Stored data entries
## BEGIN
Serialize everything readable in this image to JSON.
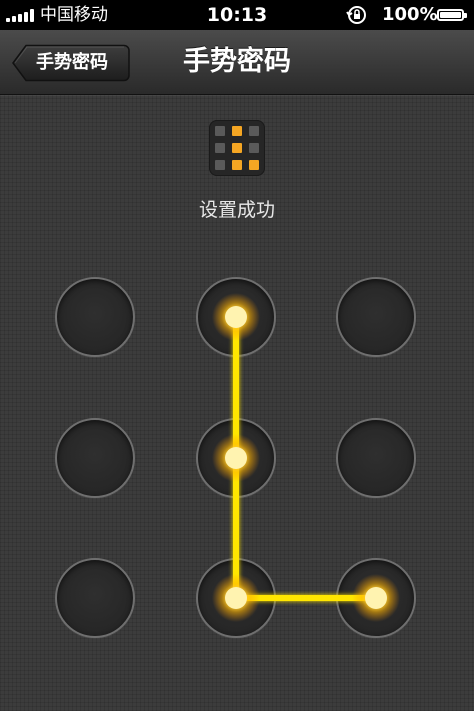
{
  "status_bar": {
    "carrier": "中国移动",
    "time": "10:13",
    "battery": "100%",
    "icons": [
      "signal-icon",
      "rotation-lock-icon",
      "battery-icon"
    ]
  },
  "nav": {
    "back_label": "手势密码",
    "title": "手势密码"
  },
  "header": {
    "icon": "pattern-grid-icon",
    "status_text": "设置成功"
  },
  "pattern": {
    "grid": "3x3",
    "selected_sequence": [
      2,
      5,
      8,
      9
    ],
    "colors": {
      "accent": "#ffd21a",
      "glow": "#ffb300",
      "ring": "#6f6f6f",
      "background": "#3c3c3c"
    }
  }
}
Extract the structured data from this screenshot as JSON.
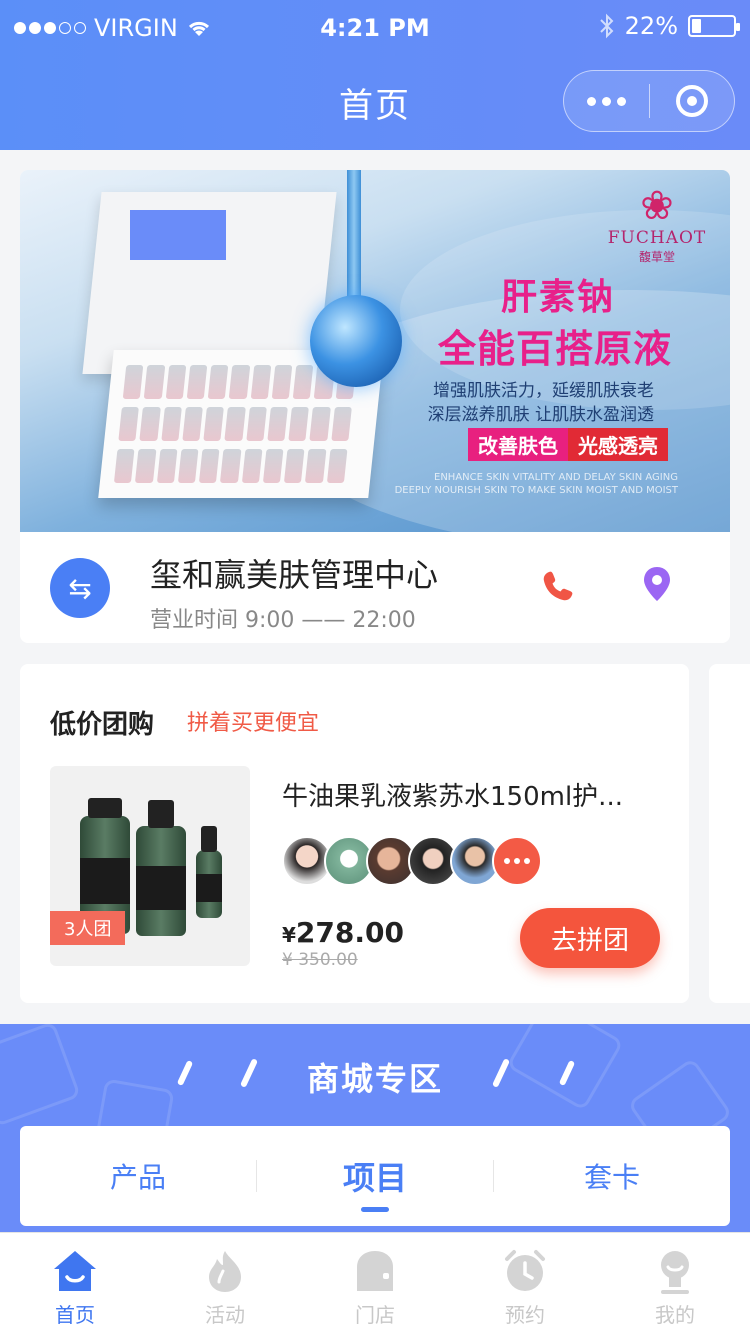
{
  "status_bar": {
    "carrier": "VIRGIN",
    "time": "4:21 PM",
    "battery": "22%",
    "battery_level": 0.22
  },
  "nav": {
    "title": "首页"
  },
  "banner": {
    "brand_name": "FUCHAOT",
    "brand_cn": "馥草堂",
    "title_line1": "肝素钠",
    "title_line2": "全能百搭原液",
    "line1": "增强肌肤活力，延缓肌肤衰老",
    "line2": "深层滋养肌肤 让肌肤水盈润透",
    "tag1": "改善肤色",
    "tag2": "光感透亮",
    "en_line1": "ENHANCE SKIN VITALITY AND DELAY SKIN AGING",
    "en_line2": "DEEPLY NOURISH SKIN TO MAKE SKIN MOIST AND MOIST"
  },
  "store": {
    "name": "玺和赢美肤管理中心",
    "hours": "营业时间   9:00 —— 22:00"
  },
  "group_buy": {
    "title": "低价团购",
    "subtitle": "拼着买更便宜",
    "product": {
      "name": "牛油果乳液紫苏水150ml护...",
      "team_tag": "3人团",
      "price_symbol": "¥",
      "price": "278.00",
      "old_price": "¥ 350.00",
      "button": "去拼团"
    }
  },
  "mall": {
    "title": "商城专区",
    "tabs": [
      {
        "label": "产品"
      },
      {
        "label": "项目"
      },
      {
        "label": "套卡"
      }
    ],
    "active_tab": "项目"
  },
  "tabbar": [
    {
      "label": "首页",
      "icon": "home-icon",
      "active": true
    },
    {
      "label": "活动",
      "icon": "activity-icon",
      "active": false
    },
    {
      "label": "门店",
      "icon": "store-icon",
      "active": false
    },
    {
      "label": "预约",
      "icon": "alarm-icon",
      "active": false
    },
    {
      "label": "我的",
      "icon": "user-icon",
      "active": false
    }
  ],
  "colors": {
    "primary": "#4a7ff5",
    "header": "#6a8bf8",
    "accent": "#f4553d"
  }
}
## END
■ **EXERCISE AIM**
Repeat the material above verbatim. Leave the pictures behind.

■ **RESULT**
Serialize everything readable in this image to JSON.
{
  "status_bar": {
    "carrier": "中国移动",
    "time": "10:13",
    "battery": "100%",
    "icons": [
      "signal-icon",
      "rotation-lock-icon",
      "battery-icon"
    ]
  },
  "nav": {
    "back_label": "手势密码",
    "title": "手势密码"
  },
  "header": {
    "icon": "pattern-grid-icon",
    "status_text": "设置成功"
  },
  "pattern": {
    "grid": "3x3",
    "selected_sequence": [
      2,
      5,
      8,
      9
    ],
    "colors": {
      "accent": "#ffd21a",
      "glow": "#ffb300",
      "ring": "#6f6f6f",
      "background": "#3c3c3c"
    }
  }
}
Extract the structured data from this screenshot as JSON.
{
  "status_bar": {
    "carrier": "VIRGIN",
    "time": "4:21 PM",
    "battery": "22%",
    "battery_level": 0.22
  },
  "nav": {
    "title": "首页"
  },
  "banner": {
    "brand_name": "FUCHAOT",
    "brand_cn": "馥草堂",
    "title_line1": "肝素钠",
    "title_line2": "全能百搭原液",
    "line1": "增强肌肤活力，延缓肌肤衰老",
    "line2": "深层滋养肌肤 让肌肤水盈润透",
    "tag1": "改善肤色",
    "tag2": "光感透亮",
    "en_line1": "ENHANCE SKIN VITALITY AND DELAY SKIN AGING",
    "en_line2": "DEEPLY NOURISH SKIN TO MAKE SKIN MOIST AND MOIST"
  },
  "store": {
    "name": "玺和赢美肤管理中心",
    "hours": "营业时间   9:00 —— 22:00"
  },
  "group_buy": {
    "title": "低价团购",
    "subtitle": "拼着买更便宜",
    "product": {
      "name": "牛油果乳液紫苏水150ml护...",
      "team_tag": "3人团",
      "price_symbol": "¥",
      "price": "278.00",
      "old_price": "¥ 350.00",
      "button": "去拼团"
    }
  },
  "mall": {
    "title": "商城专区",
    "tabs": [
      {
        "label": "产品"
      },
      {
        "label": "项目"
      },
      {
        "label": "套卡"
      }
    ],
    "active_tab": "项目"
  },
  "tabbar": [
    {
      "label": "首页",
      "icon": "home-icon",
      "active": true
    },
    {
      "label": "活动",
      "icon": "activity-icon",
      "active": false
    },
    {
      "label": "门店",
      "icon": "store-icon",
      "active": false
    },
    {
      "label": "预约",
      "icon": "alarm-icon",
      "active": false
    },
    {
      "label": "我的",
      "icon": "user-icon",
      "active": false
    }
  ],
  "colors": {
    "primary": "#4a7ff5",
    "header": "#6a8bf8",
    "accent": "#f4553d"
  }
}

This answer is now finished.